What is required:
Copy out lines with the word "this" from the material that follows.

☆ ☆ ☆

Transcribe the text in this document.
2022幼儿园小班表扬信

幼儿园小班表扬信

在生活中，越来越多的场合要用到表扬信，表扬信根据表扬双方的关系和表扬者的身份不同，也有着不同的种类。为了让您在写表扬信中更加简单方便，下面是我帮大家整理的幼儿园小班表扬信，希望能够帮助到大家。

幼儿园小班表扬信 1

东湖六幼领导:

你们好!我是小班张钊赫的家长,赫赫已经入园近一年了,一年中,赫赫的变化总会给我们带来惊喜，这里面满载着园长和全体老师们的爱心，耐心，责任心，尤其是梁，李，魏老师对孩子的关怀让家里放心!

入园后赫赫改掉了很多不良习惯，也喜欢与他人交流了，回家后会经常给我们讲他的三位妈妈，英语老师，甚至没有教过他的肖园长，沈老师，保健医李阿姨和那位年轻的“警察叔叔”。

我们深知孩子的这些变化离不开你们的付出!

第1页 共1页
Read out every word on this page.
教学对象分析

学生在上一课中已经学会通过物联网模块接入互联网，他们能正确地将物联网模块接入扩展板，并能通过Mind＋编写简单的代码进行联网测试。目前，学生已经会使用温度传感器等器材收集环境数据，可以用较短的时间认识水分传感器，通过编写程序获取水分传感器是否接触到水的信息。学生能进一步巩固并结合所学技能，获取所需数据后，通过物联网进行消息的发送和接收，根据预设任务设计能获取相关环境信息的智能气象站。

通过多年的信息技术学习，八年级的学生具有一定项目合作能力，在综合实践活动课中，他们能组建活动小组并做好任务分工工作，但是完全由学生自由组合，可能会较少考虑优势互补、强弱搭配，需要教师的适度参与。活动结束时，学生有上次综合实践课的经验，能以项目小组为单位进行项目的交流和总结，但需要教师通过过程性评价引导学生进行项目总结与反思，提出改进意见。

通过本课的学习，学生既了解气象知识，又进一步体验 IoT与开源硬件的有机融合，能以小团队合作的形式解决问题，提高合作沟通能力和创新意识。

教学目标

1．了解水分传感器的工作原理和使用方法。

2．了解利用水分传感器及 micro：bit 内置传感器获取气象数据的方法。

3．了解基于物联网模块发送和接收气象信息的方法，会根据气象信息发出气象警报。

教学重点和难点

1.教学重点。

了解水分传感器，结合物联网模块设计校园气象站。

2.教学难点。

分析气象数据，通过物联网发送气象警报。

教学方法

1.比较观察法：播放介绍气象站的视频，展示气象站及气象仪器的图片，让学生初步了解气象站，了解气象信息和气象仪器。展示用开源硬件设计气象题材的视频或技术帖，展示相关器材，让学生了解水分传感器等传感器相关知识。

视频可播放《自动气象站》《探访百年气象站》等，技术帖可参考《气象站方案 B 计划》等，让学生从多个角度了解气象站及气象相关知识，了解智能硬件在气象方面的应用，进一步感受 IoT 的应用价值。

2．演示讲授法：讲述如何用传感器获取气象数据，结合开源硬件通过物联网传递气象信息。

☆ ☆ ☆

The response:
Transcribe the text in this document.
Read out every word on this page.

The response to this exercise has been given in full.